- DO THIS
Copy out each line of the material in which the word "TECUs" appears.

= = =

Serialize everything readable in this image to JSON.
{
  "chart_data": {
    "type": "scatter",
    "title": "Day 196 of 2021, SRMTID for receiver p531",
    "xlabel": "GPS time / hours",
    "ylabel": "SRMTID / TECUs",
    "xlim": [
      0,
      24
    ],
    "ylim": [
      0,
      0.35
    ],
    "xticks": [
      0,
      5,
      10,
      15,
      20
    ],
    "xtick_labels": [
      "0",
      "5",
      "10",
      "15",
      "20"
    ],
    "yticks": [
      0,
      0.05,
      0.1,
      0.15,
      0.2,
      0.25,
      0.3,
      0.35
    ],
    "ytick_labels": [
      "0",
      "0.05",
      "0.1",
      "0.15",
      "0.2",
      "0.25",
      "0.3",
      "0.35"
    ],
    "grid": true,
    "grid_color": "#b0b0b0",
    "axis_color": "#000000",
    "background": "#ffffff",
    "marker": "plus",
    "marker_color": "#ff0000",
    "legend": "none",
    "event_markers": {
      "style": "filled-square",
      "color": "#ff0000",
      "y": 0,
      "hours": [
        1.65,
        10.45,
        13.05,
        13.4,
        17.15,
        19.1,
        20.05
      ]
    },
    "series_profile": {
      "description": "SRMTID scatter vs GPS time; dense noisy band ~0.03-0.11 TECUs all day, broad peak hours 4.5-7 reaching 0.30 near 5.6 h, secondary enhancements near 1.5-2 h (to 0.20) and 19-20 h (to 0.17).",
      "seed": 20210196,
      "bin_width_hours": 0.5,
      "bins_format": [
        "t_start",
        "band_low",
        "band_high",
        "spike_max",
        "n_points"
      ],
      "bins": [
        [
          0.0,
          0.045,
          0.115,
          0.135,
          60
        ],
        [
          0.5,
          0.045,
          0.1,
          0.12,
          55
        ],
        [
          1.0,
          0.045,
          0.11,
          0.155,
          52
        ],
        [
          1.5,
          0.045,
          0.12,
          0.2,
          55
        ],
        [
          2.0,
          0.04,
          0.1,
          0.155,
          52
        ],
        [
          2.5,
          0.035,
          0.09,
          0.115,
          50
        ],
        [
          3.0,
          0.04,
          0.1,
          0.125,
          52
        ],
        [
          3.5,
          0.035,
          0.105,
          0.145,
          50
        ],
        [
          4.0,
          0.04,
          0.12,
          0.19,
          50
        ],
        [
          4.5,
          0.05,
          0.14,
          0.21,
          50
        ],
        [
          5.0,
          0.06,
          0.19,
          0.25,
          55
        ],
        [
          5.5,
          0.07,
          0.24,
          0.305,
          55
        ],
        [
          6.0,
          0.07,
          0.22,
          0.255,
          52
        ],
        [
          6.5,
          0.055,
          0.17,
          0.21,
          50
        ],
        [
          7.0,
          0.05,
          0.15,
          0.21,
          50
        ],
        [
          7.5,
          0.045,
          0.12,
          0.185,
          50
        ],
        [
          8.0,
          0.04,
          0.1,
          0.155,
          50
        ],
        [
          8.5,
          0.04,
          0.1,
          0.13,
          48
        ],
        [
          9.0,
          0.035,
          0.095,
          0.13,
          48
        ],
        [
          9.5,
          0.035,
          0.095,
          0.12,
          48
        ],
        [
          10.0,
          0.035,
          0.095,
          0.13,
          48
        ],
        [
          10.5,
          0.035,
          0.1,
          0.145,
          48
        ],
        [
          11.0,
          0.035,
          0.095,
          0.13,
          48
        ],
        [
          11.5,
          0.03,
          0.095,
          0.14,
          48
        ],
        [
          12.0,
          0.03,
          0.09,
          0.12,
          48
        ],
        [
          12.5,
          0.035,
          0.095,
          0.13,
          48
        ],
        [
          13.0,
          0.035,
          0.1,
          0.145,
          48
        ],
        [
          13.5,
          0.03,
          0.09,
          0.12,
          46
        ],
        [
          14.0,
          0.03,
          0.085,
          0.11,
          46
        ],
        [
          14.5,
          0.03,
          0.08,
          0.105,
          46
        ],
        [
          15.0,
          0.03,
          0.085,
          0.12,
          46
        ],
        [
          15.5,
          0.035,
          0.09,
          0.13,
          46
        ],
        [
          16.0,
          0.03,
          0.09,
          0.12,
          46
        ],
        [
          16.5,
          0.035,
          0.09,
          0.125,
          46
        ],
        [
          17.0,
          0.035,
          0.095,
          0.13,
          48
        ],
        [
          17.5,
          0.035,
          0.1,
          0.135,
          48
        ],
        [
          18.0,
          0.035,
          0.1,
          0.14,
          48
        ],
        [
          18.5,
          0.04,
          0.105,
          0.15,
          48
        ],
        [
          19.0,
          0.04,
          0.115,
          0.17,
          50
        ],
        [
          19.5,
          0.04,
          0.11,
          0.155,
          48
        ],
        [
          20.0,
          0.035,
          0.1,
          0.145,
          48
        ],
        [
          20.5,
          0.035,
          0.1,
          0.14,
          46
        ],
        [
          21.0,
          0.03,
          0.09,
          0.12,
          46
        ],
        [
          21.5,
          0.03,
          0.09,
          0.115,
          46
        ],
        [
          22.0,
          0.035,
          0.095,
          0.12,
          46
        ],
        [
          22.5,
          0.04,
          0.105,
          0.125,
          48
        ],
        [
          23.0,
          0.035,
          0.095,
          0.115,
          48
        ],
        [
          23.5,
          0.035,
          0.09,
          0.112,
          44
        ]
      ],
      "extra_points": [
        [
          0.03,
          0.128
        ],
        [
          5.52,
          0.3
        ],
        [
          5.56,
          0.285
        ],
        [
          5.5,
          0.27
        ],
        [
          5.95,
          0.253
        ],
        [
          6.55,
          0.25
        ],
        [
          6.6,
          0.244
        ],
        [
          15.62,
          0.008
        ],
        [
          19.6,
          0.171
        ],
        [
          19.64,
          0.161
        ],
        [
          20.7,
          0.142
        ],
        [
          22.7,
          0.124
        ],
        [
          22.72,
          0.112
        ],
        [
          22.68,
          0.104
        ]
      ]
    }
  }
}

= = =

- WRITTEN ANSWER
    "ylabel": "SRMTID / TECUs",
      "description": "SRMTID scatter vs GPS time; dense noisy band ~0.03-0.11 TECUs all day, broad peak hours 4.5-7 reaching 0.30 near 5.6 h, secondary enhancements near 1.5-2 h (to 0.20) and 19-20 h (to 0.17).",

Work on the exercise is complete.